Aim of the exercise: Below are some records. How many of their lines contain the string "JSON"? Give the number only.
● ● ●
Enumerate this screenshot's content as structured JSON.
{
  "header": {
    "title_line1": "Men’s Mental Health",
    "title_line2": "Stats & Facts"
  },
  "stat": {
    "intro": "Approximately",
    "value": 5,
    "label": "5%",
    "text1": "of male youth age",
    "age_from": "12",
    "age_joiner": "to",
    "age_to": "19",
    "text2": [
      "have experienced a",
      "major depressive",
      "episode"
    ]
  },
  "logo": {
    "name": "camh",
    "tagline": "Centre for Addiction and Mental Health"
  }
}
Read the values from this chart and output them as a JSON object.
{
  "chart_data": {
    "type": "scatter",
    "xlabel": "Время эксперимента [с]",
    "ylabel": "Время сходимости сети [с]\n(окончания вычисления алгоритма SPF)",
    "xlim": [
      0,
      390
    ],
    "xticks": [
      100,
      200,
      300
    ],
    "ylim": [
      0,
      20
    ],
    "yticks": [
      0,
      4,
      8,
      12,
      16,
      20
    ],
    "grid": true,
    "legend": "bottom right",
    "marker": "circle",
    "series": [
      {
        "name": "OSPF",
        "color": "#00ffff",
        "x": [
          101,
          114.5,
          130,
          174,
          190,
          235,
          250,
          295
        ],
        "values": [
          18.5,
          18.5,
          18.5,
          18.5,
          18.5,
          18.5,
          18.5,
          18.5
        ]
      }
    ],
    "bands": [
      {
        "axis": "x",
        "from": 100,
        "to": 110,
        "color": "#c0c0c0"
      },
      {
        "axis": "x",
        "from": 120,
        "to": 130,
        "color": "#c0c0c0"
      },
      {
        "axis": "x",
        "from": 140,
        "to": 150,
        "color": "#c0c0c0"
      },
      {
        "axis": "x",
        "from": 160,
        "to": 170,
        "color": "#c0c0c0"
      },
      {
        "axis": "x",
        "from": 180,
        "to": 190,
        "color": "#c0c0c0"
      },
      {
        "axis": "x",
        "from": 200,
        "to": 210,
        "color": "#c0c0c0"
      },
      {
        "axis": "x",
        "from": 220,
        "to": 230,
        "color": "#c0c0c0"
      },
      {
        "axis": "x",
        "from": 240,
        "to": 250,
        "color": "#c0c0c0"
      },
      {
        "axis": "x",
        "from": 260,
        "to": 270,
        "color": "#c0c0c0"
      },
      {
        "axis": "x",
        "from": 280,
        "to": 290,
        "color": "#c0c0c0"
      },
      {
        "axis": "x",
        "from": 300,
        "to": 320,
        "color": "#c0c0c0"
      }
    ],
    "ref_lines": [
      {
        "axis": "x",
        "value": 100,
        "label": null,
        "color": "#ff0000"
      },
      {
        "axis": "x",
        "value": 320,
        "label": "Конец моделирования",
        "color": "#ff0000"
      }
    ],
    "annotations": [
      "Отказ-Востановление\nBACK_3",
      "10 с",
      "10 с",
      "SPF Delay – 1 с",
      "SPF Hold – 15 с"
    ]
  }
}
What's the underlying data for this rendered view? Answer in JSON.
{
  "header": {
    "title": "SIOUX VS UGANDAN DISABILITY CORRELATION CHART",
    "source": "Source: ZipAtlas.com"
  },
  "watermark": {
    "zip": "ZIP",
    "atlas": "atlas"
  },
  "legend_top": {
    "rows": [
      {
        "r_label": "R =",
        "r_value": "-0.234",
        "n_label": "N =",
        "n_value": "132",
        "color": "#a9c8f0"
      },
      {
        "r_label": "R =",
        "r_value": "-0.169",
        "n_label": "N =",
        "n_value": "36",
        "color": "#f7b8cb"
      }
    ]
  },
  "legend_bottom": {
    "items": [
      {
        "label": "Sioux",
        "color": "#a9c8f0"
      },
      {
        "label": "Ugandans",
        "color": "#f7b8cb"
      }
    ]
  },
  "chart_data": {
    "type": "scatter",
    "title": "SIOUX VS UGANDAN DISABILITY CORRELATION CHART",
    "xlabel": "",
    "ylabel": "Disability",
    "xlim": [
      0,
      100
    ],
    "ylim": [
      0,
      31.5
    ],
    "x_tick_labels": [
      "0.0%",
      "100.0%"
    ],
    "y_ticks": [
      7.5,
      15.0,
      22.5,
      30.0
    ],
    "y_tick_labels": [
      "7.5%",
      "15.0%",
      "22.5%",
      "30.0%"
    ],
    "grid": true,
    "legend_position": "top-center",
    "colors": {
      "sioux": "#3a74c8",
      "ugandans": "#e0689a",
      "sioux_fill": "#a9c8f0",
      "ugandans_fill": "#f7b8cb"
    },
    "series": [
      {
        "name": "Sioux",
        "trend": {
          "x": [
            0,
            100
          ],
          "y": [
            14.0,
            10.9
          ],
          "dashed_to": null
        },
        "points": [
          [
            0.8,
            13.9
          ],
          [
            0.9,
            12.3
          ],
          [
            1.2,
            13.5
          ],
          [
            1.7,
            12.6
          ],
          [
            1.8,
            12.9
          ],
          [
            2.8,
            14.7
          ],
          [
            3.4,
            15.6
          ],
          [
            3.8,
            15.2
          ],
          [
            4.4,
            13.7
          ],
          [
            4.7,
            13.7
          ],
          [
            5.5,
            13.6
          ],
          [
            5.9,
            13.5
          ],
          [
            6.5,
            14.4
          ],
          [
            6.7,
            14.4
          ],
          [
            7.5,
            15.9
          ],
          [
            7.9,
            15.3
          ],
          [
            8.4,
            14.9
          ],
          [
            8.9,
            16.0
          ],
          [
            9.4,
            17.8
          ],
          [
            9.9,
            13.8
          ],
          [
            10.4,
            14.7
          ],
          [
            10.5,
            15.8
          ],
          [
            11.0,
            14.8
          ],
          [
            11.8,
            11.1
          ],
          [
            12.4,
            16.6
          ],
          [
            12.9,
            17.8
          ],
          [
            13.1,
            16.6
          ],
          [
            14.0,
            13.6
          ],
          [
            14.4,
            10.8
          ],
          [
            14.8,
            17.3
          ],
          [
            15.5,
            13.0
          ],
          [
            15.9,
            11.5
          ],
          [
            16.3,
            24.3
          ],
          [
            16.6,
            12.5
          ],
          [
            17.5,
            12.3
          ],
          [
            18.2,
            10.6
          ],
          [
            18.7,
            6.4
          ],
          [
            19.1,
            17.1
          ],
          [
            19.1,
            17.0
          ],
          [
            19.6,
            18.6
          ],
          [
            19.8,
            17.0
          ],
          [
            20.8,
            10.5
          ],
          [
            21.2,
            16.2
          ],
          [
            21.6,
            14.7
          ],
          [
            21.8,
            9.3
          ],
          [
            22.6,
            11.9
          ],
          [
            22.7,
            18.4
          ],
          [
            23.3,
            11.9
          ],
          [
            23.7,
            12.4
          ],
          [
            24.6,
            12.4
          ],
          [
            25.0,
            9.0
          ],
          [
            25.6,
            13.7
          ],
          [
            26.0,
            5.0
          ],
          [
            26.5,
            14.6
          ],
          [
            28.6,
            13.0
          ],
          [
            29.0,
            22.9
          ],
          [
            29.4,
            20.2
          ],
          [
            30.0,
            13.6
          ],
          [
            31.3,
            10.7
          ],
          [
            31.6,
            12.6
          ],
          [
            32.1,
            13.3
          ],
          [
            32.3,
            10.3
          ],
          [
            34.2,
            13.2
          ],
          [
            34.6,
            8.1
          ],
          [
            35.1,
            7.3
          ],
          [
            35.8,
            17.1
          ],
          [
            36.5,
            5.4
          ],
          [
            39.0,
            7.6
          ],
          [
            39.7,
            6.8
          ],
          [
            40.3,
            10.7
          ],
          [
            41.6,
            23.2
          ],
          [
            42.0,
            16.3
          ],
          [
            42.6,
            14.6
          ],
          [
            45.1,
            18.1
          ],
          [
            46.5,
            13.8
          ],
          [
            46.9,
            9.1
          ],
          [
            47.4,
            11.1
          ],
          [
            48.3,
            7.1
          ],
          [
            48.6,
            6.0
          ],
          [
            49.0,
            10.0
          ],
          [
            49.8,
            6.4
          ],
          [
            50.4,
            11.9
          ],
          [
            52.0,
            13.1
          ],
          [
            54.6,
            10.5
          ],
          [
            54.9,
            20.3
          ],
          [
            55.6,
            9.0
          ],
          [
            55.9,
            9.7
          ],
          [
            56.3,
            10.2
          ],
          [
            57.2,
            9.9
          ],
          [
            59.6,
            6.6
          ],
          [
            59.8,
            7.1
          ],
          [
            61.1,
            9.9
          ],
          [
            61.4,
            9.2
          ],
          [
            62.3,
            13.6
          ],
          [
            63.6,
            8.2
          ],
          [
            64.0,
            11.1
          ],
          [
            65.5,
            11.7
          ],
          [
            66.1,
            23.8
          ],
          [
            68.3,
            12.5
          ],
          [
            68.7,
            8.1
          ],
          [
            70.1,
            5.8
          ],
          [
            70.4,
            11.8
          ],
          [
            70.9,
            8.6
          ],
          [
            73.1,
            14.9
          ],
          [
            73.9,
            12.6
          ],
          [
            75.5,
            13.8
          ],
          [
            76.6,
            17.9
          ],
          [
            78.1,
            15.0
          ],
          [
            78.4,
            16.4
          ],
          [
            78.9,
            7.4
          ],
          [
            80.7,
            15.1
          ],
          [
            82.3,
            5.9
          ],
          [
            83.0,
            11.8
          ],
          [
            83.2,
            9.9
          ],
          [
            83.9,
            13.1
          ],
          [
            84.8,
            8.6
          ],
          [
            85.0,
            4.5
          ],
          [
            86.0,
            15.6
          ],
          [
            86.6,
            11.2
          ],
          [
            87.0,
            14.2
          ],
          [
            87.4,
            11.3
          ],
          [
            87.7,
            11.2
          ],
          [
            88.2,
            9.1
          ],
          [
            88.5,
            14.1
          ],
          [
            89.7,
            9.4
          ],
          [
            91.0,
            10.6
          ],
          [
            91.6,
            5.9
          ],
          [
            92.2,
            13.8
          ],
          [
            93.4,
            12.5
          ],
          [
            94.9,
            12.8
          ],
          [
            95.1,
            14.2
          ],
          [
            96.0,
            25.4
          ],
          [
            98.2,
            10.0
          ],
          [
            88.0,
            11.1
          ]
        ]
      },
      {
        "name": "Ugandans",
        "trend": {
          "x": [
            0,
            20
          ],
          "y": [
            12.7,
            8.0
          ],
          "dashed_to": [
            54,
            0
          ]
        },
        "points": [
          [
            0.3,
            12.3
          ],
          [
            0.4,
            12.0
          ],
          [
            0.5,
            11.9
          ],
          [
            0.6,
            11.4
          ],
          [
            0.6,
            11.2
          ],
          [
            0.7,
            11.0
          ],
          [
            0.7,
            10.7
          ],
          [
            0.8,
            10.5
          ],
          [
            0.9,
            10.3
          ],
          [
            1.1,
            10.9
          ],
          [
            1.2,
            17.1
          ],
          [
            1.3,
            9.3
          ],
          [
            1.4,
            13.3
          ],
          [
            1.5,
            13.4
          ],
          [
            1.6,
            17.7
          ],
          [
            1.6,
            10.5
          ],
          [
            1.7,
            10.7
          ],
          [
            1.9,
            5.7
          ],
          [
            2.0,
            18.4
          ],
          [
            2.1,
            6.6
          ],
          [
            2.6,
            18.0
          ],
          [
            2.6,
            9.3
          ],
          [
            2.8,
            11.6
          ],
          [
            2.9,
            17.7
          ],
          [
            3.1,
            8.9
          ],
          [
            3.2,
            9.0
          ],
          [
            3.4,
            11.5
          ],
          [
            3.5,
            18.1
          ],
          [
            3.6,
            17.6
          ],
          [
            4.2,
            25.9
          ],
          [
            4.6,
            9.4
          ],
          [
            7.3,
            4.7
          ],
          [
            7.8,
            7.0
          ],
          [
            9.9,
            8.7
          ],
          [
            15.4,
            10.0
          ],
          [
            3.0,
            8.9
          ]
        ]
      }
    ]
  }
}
● ● ●
Written response: 3